◆ INSTRUCTIONS TO FOLLOW: In the listing below, count the lines containing the string "Datos" and state only the number.

(Dataset rows about figures)
---
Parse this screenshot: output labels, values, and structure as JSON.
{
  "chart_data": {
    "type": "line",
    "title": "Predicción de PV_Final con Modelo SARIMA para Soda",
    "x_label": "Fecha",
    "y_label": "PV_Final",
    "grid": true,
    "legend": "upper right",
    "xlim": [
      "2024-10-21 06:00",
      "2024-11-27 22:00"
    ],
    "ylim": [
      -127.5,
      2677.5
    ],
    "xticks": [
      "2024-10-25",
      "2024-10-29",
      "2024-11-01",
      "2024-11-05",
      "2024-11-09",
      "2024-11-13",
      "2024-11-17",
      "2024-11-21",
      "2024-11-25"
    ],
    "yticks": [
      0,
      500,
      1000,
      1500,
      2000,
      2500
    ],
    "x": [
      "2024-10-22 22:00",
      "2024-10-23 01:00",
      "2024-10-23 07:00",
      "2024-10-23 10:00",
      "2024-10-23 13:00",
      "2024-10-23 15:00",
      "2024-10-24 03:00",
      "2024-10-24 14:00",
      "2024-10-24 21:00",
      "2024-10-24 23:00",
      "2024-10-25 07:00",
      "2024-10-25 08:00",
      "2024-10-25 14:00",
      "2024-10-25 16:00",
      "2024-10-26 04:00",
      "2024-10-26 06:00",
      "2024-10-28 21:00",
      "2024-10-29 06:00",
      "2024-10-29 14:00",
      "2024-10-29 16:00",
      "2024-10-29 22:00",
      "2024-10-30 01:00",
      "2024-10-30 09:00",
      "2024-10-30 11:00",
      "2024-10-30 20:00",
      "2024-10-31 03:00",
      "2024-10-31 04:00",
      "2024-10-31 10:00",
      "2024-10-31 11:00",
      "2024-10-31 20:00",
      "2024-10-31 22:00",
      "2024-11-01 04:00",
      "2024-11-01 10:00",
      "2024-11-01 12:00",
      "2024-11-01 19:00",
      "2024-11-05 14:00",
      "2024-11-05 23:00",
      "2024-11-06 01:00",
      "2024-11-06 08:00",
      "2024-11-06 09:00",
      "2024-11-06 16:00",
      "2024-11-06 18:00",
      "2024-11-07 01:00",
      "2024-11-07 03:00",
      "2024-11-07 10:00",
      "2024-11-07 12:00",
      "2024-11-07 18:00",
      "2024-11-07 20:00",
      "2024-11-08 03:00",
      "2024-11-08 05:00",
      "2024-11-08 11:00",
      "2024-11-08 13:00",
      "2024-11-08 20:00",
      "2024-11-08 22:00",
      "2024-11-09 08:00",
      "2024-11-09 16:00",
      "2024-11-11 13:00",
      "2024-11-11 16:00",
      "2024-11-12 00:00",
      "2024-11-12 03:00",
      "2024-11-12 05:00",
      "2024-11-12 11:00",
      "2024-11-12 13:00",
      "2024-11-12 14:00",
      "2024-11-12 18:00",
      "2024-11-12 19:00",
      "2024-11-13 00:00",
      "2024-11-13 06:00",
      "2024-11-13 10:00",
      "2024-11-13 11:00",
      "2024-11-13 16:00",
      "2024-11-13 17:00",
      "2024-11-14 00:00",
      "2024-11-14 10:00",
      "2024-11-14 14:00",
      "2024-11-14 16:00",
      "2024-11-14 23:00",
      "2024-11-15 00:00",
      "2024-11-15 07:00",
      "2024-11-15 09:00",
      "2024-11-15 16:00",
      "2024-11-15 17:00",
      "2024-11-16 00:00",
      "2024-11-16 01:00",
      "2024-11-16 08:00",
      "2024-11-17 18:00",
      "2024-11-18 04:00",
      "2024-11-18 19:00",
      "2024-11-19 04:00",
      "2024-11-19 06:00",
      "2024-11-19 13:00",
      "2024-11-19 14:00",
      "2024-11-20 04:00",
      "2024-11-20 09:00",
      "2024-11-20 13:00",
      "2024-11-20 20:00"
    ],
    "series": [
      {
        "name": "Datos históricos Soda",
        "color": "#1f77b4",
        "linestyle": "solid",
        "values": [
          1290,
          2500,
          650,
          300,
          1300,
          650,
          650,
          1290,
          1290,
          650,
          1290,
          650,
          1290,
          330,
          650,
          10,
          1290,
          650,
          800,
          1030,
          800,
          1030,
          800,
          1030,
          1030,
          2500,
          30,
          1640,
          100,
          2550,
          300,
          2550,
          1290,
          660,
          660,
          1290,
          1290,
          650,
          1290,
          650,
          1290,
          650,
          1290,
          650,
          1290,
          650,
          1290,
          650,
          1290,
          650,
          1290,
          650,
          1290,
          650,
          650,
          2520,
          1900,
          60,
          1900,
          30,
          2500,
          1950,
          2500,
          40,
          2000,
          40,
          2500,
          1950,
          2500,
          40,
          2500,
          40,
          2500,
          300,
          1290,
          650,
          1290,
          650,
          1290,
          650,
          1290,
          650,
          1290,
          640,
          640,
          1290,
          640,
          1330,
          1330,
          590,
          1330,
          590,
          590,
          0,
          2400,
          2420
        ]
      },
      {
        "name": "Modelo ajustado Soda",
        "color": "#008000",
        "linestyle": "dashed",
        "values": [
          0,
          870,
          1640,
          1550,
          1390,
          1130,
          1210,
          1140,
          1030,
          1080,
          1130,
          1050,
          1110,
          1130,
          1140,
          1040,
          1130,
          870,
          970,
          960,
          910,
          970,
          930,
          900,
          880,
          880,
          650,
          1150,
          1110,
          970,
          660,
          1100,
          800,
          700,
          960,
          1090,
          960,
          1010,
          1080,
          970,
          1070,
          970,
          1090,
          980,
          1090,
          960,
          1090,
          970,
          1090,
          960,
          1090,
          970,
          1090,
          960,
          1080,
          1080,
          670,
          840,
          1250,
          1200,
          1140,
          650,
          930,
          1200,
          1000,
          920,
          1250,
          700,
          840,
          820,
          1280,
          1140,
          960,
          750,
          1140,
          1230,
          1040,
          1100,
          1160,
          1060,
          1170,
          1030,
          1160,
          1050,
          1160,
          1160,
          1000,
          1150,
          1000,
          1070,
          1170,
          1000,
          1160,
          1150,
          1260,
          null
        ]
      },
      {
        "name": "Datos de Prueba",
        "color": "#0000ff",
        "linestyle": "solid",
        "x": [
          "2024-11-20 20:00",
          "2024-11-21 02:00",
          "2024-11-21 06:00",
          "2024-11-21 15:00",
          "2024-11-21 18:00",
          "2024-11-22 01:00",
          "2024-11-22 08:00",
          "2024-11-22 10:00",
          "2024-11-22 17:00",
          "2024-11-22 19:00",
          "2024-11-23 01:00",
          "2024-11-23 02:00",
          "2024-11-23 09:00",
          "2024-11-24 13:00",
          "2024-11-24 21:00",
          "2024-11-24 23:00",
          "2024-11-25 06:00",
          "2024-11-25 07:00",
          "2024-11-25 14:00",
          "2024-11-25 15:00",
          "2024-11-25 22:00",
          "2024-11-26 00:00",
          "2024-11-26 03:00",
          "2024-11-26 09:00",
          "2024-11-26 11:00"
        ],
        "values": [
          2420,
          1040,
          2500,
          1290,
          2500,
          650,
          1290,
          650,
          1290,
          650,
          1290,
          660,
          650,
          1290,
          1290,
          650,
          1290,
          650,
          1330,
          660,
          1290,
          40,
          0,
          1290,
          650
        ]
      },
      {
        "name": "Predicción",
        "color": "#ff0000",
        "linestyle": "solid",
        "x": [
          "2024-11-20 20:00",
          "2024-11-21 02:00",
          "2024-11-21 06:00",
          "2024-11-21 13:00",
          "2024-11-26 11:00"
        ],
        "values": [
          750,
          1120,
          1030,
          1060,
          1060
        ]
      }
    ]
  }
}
---
◆ REPLY: 2